→ Task prompt: Would you return all of this data exactly, leaving nothing out?

─── Extracted information ───

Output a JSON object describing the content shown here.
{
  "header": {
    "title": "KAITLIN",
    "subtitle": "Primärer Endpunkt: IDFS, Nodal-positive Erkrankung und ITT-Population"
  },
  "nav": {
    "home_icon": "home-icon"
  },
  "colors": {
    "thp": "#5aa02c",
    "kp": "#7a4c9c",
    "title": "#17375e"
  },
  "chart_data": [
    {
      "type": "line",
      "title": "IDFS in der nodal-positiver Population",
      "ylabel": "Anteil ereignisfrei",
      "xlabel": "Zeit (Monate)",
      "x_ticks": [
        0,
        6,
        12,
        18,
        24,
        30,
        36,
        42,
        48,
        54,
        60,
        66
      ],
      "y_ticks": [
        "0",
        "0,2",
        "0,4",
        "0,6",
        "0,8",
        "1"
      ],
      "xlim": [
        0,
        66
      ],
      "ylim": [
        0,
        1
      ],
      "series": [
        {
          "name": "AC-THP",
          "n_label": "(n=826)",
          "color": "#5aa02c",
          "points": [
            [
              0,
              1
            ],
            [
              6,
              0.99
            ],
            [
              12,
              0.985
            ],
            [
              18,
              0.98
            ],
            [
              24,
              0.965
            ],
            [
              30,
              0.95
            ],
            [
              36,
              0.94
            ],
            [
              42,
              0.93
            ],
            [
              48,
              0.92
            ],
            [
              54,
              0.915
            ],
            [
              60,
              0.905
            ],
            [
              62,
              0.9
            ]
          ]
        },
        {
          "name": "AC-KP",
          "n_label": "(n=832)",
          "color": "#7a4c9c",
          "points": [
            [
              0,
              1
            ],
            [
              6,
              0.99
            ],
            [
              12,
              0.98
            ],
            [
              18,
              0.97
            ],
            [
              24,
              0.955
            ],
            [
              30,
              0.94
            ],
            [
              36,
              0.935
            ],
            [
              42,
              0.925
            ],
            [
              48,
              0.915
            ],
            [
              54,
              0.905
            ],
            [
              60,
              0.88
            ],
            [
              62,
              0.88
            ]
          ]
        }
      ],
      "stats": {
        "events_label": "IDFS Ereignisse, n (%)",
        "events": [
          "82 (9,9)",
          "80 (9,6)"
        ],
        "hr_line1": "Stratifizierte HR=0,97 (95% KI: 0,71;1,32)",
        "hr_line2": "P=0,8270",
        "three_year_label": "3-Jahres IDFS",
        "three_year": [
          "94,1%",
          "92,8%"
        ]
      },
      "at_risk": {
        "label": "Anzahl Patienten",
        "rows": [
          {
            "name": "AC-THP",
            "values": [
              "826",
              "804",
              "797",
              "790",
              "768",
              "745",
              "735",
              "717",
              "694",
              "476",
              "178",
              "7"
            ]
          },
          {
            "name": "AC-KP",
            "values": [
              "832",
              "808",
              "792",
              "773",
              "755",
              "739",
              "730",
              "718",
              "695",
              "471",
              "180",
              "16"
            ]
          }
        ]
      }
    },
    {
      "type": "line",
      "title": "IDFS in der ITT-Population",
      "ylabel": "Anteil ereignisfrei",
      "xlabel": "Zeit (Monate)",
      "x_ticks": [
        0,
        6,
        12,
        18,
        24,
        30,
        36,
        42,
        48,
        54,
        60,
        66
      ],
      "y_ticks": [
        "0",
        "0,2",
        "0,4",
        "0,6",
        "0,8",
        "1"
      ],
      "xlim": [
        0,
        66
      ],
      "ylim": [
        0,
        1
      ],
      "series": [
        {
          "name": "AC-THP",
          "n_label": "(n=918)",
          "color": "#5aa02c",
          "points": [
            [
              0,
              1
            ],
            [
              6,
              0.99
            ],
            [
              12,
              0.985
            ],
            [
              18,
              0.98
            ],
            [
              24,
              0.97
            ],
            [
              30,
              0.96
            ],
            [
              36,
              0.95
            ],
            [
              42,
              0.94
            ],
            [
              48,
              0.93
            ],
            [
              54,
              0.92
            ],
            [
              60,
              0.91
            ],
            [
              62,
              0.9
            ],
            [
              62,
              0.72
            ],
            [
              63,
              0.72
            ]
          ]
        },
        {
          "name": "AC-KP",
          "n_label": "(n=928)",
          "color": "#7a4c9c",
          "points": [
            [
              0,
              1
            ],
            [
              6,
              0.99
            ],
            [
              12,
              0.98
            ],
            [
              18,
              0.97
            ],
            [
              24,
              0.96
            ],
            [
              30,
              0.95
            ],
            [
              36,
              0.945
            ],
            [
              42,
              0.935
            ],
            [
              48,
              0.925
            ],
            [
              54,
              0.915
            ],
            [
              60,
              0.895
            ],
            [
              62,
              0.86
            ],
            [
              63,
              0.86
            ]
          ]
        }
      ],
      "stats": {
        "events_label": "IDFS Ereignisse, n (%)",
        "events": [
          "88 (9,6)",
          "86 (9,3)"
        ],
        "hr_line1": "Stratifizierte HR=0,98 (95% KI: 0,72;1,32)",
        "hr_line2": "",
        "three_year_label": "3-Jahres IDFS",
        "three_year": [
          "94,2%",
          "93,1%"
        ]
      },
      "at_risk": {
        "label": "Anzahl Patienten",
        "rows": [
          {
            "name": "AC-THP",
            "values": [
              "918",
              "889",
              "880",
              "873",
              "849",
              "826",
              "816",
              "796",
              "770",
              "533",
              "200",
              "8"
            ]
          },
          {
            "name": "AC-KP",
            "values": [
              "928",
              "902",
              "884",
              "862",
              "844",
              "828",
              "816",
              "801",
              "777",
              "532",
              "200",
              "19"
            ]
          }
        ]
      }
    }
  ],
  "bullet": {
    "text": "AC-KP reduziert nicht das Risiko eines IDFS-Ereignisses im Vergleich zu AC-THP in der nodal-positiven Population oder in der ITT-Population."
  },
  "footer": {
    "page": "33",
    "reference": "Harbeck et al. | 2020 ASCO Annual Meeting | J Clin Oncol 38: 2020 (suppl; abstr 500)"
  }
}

───

→ Full output:
Output a JSON object describing the content shown here.
{
  "header": {
    "title": "KAITLIN",
    "subtitle": "Primärer Endpunkt: IDFS, Nodal-positive Erkrankung und ITT-Population"
  },
  "nav": {
    "home_icon": "home-icon"
  },
  "colors": {
    "thp": "#5aa02c",
    "kp": "#7a4c9c",
    "title": "#17375e"
  },
  "chart_data": [
    {
      "type": "line",
      "title": "IDFS in der nodal-positiver Population",
      "ylabel": "Anteil ereignisfrei",
      "xlabel": "Zeit (Monate)",
      "x_ticks": [
        0,
        6,
        12,
        18,
        24,
        30,
        36,
        42,
        48,
        54,
        60,
        66
      ],
      "y_ticks": [
        "0",
        "0,2",
        "0,4",
        "0,6",
        "0,8",
        "1"
      ],
      "xlim": [
        0,
        66
      ],
      "ylim": [
        0,
        1
      ],
      "series": [
        {
          "name": "AC-THP",
          "n_label": "(n=826)",
          "color": "#5aa02c",
          "points": [
            [
              0,
              1
            ],
            [
              6,
              0.99
            ],
            [
              12,
              0.985
            ],
            [
              18,
              0.98
            ],
            [
              24,
              0.965
            ],
            [
              30,
              0.95
            ],
            [
              36,
              0.94
            ],
            [
              42,
              0.93
            ],
            [
              48,
              0.92
            ],
            [
              54,
              0.915
            ],
            [
              60,
              0.905
            ],
            [
              62,
              0.9
            ]
          ]
        },
        {
          "name": "AC-KP",
          "n_label": "(n=832)",
          "color": "#7a4c9c",
          "points": [
            [
              0,
              1
            ],
            [
              6,
              0.99
            ],
            [
              12,
              0.98
            ],
            [
              18,
              0.97
            ],
            [
              24,
              0.955
            ],
            [
              30,
              0.94
            ],
            [
              36,
              0.935
            ],
            [
              42,
              0.925
            ],
            [
              48,
              0.915
            ],
            [
              54,
              0.905
            ],
            [
              60,
              0.88
            ],
            [
              62,
              0.88
            ]
          ]
        }
      ],
      "stats": {
        "events_label": "IDFS Ereignisse, n (%)",
        "events": [
          "82 (9,9)",
          "80 (9,6)"
        ],
        "hr_line1": "Stratifizierte HR=0,97 (95% KI: 0,71;1,32)",
        "hr_line2": "P=0,8270",
        "three_year_label": "3-Jahres IDFS",
        "three_year": [
          "94,1%",
          "92,8%"
        ]
      },
      "at_risk": {
        "label": "Anzahl Patienten",
        "rows": [
          {
            "name": "AC-THP",
            "values": [
              "826",
              "804",
              "797",
              "790",
              "768",
              "745",
              "735",
              "717",
              "694",
              "476",
              "178",
              "7"
            ]
          },
          {
            "name": "AC-KP",
            "values": [
              "832",
              "808",
              "792",
              "773",
              "755",
              "739",
              "730",
              "718",
              "695",
              "471",
              "180",
              "16"
            ]
          }
        ]
      }
    },
    {
      "type": "line",
      "title": "IDFS in der ITT-Population",
      "ylabel": "Anteil ereignisfrei",
      "xlabel": "Zeit (Monate)",
      "x_ticks": [
        0,
        6,
        12,
        18,
        24,
        30,
        36,
        42,
        48,
        54,
        60,
        66
      ],
      "y_ticks": [
        "0",
        "0,2",
        "0,4",
        "0,6",
        "0,8",
        "1"
      ],
      "xlim": [
        0,
        66
      ],
      "ylim": [
        0,
        1
      ],
      "series": [
        {
          "name": "AC-THP",
          "n_label": "(n=918)",
          "color": "#5aa02c",
          "points": [
            [
              0,
              1
            ],
            [
              6,
              0.99
            ],
            [
              12,
              0.985
            ],
            [
              18,
              0.98
            ],
            [
              24,
              0.97
            ],
            [
              30,
              0.96
            ],
            [
              36,
              0.95
            ],
            [
              42,
              0.94
            ],
            [
              48,
              0.93
            ],
            [
              54,
              0.92
            ],
            [
              60,
              0.91
            ],
            [
              62,
              0.9
            ],
            [
              62,
              0.72
            ],
            [
              63,
              0.72
            ]
          ]
        },
        {
          "name": "AC-KP",
          "n_label": "(n=928)",
          "color": "#7a4c9c",
          "points": [
            [
              0,
              1
            ],
            [
              6,
              0.99
            ],
            [
              12,
              0.98
            ],
            [
              18,
              0.97
            ],
            [
              24,
              0.96
            ],
            [
              30,
              0.95
            ],
            [
              36,
              0.945
            ],
            [
              42,
              0.935
            ],
            [
              48,
              0.925
            ],
            [
              54,
              0.915
            ],
            [
              60,
              0.895
            ],
            [
              62,
              0.86
            ],
            [
              63,
              0.86
            ]
          ]
        }
      ],
      "stats": {
        "events_label": "IDFS Ereignisse, n (%)",
        "events": [
          "88 (9,6)",
          "86 (9,3)"
        ],
        "hr_line1": "Stratifizierte HR=0,98 (95% KI: 0,72;1,32)",
        "hr_line2": "",
        "three_year_label": "3-Jahres IDFS",
        "three_year": [
          "94,2%",
          "93,1%"
        ]
      },
      "at_risk": {
        "label": "Anzahl Patienten",
        "rows": [
          {
            "name": "AC-THP",
            "values": [
              "918",
              "889",
              "880",
              "873",
              "849",
              "826",
              "816",
              "796",
              "770",
              "533",
              "200",
              "8"
            ]
          },
          {
            "name": "AC-KP",
            "values": [
              "928",
              "902",
              "884",
              "862",
              "844",
              "828",
              "816",
              "801",
              "777",
              "532",
              "200",
              "19"
            ]
          }
        ]
      }
    }
  ],
  "bullet": {
    "text": "AC-KP reduziert nicht das Risiko eines IDFS-Ereignisses im Vergleich zu AC-THP in der nodal-positiven Population oder in der ITT-Population."
  },
  "footer": {
    "page": "33",
    "reference": "Harbeck et al. | 2020 ASCO Annual Meeting | J Clin Oncol 38: 2020 (suppl; abstr 500)"
  }
}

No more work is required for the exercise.